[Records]
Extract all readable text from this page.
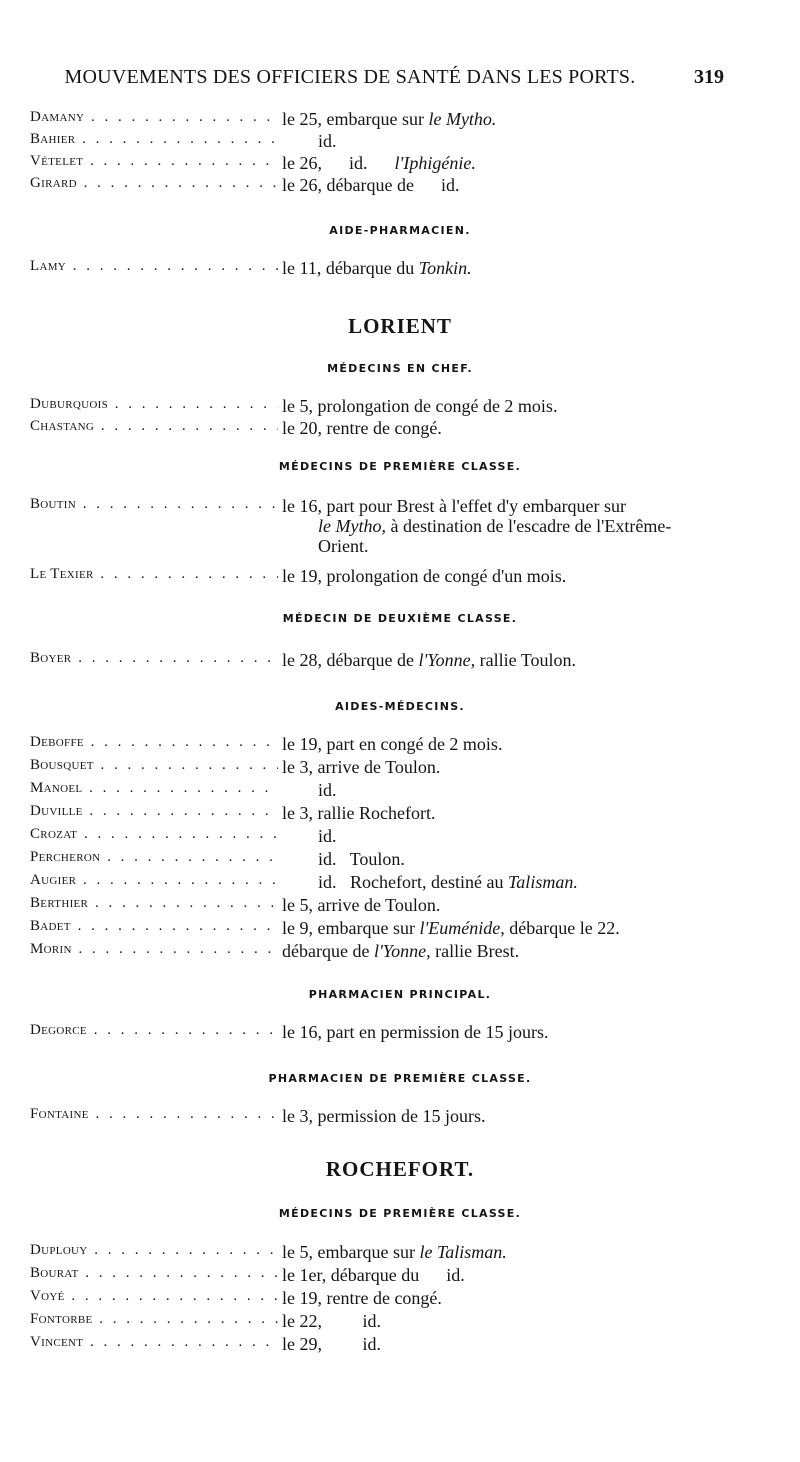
MOUVEMENTS DES OFFICIERS DE SANTÉ DANS LES PORTS.	319
Damany . . .	le 25, embarque sur le Mytho.
Bahier . . .	id.
Vételet . . .	le 26,      id.      l'Iphigénie.
Girard . . .	le 26, débarque de      id.
AIDE-PHARMACIEN.
Lamy . . .	le 11, débarque du Tonkin.
LORIENT
MÉDECINS EN CHEF.
Duburquois . . .	le 5, prolongation de congé de 2 mois.
Chastang . . .	le 20, rentre de congé.
MÉDECINS DE PREMIÈRE CLASSE.
Boutin . . .	le 16, part pour Brest à l'effet d'y embarquer sur
le Mytho, à destination de l'escadre de l'Extrême-
Orient.
Le Texier . . .	le 19, prolongation de congé d'un mois.
MÉDECIN DE DEUXIÈME CLASSE.
Boyer . . .	le 28, débarque de l'Yonne, rallie Toulon.
AIDES-MÉDECINS.
Deboffe . . .	le 19, part en congé de 2 mois.
Bousquet . . .	le 3, arrive de Toulon.
Manoel . . .	id.
Duville . . .	le 3, rallie Rochefort.
Crozat . . .	id.
Percheron . . .	id.   Toulon.
Augier . . .	id.   Rochefort, destiné au Talisman.
Berthier . . .	le 5, arrive de Toulon.
Badet . . .	le 9, embarque sur l'Euménide, débarque le 22.
Morin . . .	débarque de l'Yonne, rallie Brest.
PHARMACIEN PRINCIPAL.
Degorce . . .	le 16, part en permission de 15 jours.
PHARMACIEN DE PREMIÈRE CLASSE.
Fontaine . . .	le 3, permission de 15 jours.
ROCHEFORT.
MÉDECINS DE PREMIÈRE CLASSE.
Duplouy . . .	le 5, embarque sur le Talisman.
Bourat . . .	le 1er, débarque du      id.
Voyé . . .	le 19, rentre de congé.
Fontorbe . . .	le 22,         id.
Vincent . . .	le 29,         id.
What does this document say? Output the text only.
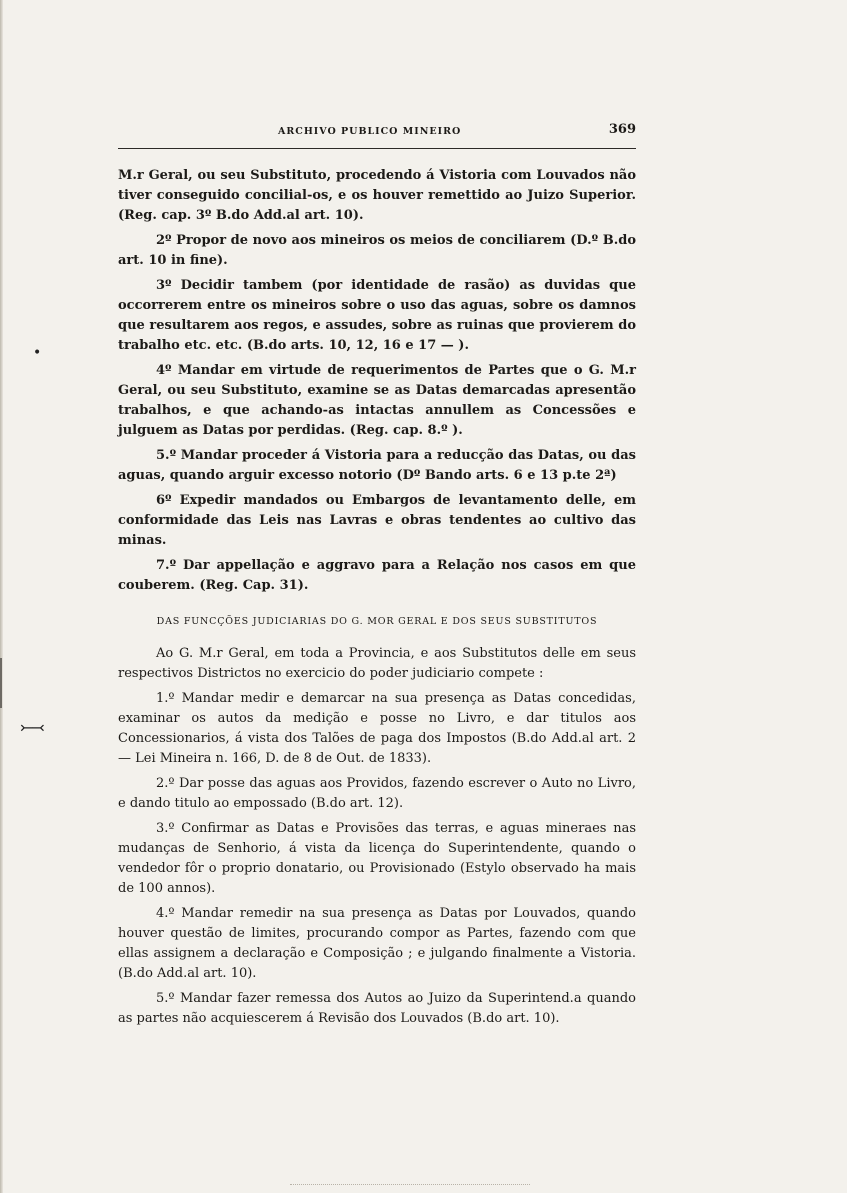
•
⤚⤙
ARCHIVO PUBLICO MINEIRO	369

M.r Geral, ou seu Substituto, procedendo á Vistoria com Louvados não tiver conseguido concilial-os, e os houver remettido ao Juizo Superior. (Reg. cap. 3º B.do Add.al art. 10).

2º Propor de novo aos mineiros os meios de conciliarem (D.º B.do art. 10 in fine).

3º Decidir tambem (por identidade de rasão) as duvidas que occorrerem entre os mineiros sobre o uso das aguas, sobre os damnos que resultarem aos regos, e assudes, sobre as ruinas que provierem do trabalho etc. etc. (B.do arts. 10, 12, 16 e 17 — ).

4º Mandar em virtude de requerimentos de Partes que o G. M.r Geral, ou seu Substituto, examine se as Datas demarcadas apresentão trabalhos, e que achando-as intactas annullem as Concessões e julguem as Datas por perdidas. (Reg. cap. 8.º ).

5.º Mandar proceder á Vistoria para a reducção das Datas, ou das aguas, quando arguir excesso notorio (Dº Bando arts. 6 e 13 p.te 2ª)

6º Expedir mandados ou Embargos de levantamento delle, em conformidade das Leis nas Lavras e obras tendentes ao cultivo das minas.

7.º Dar appellação e aggravo para a Relação nos casos em que couberem. (Reg. Cap. 31).

DAS FUNCÇÕES JUDICIARIAS DO G. MOR GERAL E DOS SEUS SUBSTITUTOS

Ao G. M.r Geral, em toda a Provincia, e aos Substitutos delle em seus respectivos Districtos no exercicio do poder judiciario compete :

1.º Mandar medir e demarcar na sua presença as Datas concedidas, examinar os autos da medição e posse no Livro, e dar titulos aos Concessionarios, á vista dos Talões de paga dos Impostos (B.do Add.al art. 2 — Lei Mineira n. 166, D. de 8 de Out. de 1833).

2.º Dar posse das aguas aos Providos, fazendo escrever o Auto no Livro, e dando titulo ao empossado (B.do art. 12).

3.º Confirmar as Datas e Provisões das terras, e aguas mineraes nas mudanças de Senhorio, á vista da licença do Superintendente, quando o vendedor fôr o proprio donatario, ou Provisionado (Estylo observado ha mais de 100 annos).

4.º Mandar remedir na sua presença as Datas por Louvados, quando houver questão de limites, procurando compor as Partes, fazendo com que ellas assignem a declaração e Composição ; e julgando finalmente a Vistoria. (B.do Add.al art. 10).

5.º Mandar fazer remessa dos Autos ao Juizo da Superintend.a quando as partes não acquiescerem á Revisão dos Louvados (B.do art. 10).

(Goal):
Every line of the material is to be quoted exactly, with no pictures carried over.

(Expected answer):
Extract all readable text from this page.
MOUVEMENTS DES OFFICIERS DE SANTÉ DANS LES PORTS.	319
Damany . . .	le 25, embarque sur le Mytho.
Bahier . . .	id.
Vételet . . .	le 26,      id.      l'Iphigénie.
Girard . . .	le 26, débarque de      id.
AIDE-PHARMACIEN.
Lamy . . .	le 11, débarque du Tonkin.
LORIENT
MÉDECINS EN CHEF.
Duburquois . . .	le 5, prolongation de congé de 2 mois.
Chastang . . .	le 20, rentre de congé.
MÉDECINS DE PREMIÈRE CLASSE.
Boutin . . .	le 16, part pour Brest à l'effet d'y embarquer sur
le Mytho, à destination de l'escadre de l'Extrême-
Orient.
Le Texier . . .	le 19, prolongation de congé d'un mois.
MÉDECIN DE DEUXIÈME CLASSE.
Boyer . . .	le 28, débarque de l'Yonne, rallie Toulon.
AIDES-MÉDECINS.
Deboffe . . .	le 19, part en congé de 2 mois.
Bousquet . . .	le 3, arrive de Toulon.
Manoel . . .	id.
Duville . . .	le 3, rallie Rochefort.
Crozat . . .	id.
Percheron . . .	id.   Toulon.
Augier . . .	id.   Rochefort, destiné au Talisman.
Berthier . . .	le 5, arrive de Toulon.
Badet . . .	le 9, embarque sur l'Euménide, débarque le 22.
Morin . . .	débarque de l'Yonne, rallie Brest.
PHARMACIEN PRINCIPAL.
Degorce . . .	le 16, part en permission de 15 jours.
PHARMACIEN DE PREMIÈRE CLASSE.
Fontaine . . .	le 3, permission de 15 jours.
ROCHEFORT.
MÉDECINS DE PREMIÈRE CLASSE.
Duplouy . . .	le 5, embarque sur le Talisman.
Bourat . . .	le 1er, débarque du      id.
Voyé . . .	le 19, rentre de congé.
Fontorbe . . .	le 22,         id.
Vincent . . .	le 29,         id.
What does this document say? Output the text only.
•
⤚⤙
ARCHIVO PUBLICO MINEIRO	369

M.r Geral, ou seu Substituto, procedendo á Vistoria com Louvados não tiver conseguido concilial-os, e os houver remettido ao Juizo Superior. (Reg. cap. 3º B.do Add.al art. 10).

2º Propor de novo aos mineiros os meios de conciliarem (D.º B.do art. 10 in fine).

3º Decidir tambem (por identidade de rasão) as duvidas que occorrerem entre os mineiros sobre o uso das aguas, sobre os damnos que resultarem aos regos, e assudes, sobre as ruinas que provierem do trabalho etc. etc. (B.do arts. 10, 12, 16 e 17 — ).

4º Mandar em virtude de requerimentos de Partes que o G. M.r Geral, ou seu Substituto, examine se as Datas demarcadas apresentão trabalhos, e que achando-as intactas annullem as Concessões e julguem as Datas por perdidas. (Reg. cap. 8.º ).

5.º Mandar proceder á Vistoria para a reducção das Datas, ou das aguas, quando arguir excesso notorio (Dº Bando arts. 6 e 13 p.te 2ª)

6º Expedir mandados ou Embargos de levantamento delle, em conformidade das Leis nas Lavras e obras tendentes ao cultivo das minas.

7.º Dar appellação e aggravo para a Relação nos casos em que couberem. (Reg. Cap. 31).

DAS FUNCÇÕES JUDICIARIAS DO G. MOR GERAL E DOS SEUS SUBSTITUTOS

Ao G. M.r Geral, em toda a Provincia, e aos Substitutos delle em seus respectivos Districtos no exercicio do poder judiciario compete :

1.º Mandar medir e demarcar na sua presença as Datas concedidas, examinar os autos da medição e posse no Livro, e dar titulos aos Concessionarios, á vista dos Talões de paga dos Impostos (B.do Add.al art. 2 — Lei Mineira n. 166, D. de 8 de Out. de 1833).

2.º Dar posse das aguas aos Providos, fazendo escrever o Auto no Livro, e dando titulo ao empossado (B.do art. 12).

3.º Confirmar as Datas e Provisões das terras, e aguas mineraes nas mudanças de Senhorio, á vista da licença do Superintendente, quando o vendedor fôr o proprio donatario, ou Provisionado (Estylo observado ha mais de 100 annos).

4.º Mandar remedir na sua presença as Datas por Louvados, quando houver questão de limites, procurando compor as Partes, fazendo com que ellas assignem a declaração e Composição ; e julgando finalmente a Vistoria. (B.do Add.al art. 10).

5.º Mandar fazer remessa dos Autos ao Juizo da Superintend.a quando as partes não acquiescerem á Revisão dos Louvados (B.do art. 10).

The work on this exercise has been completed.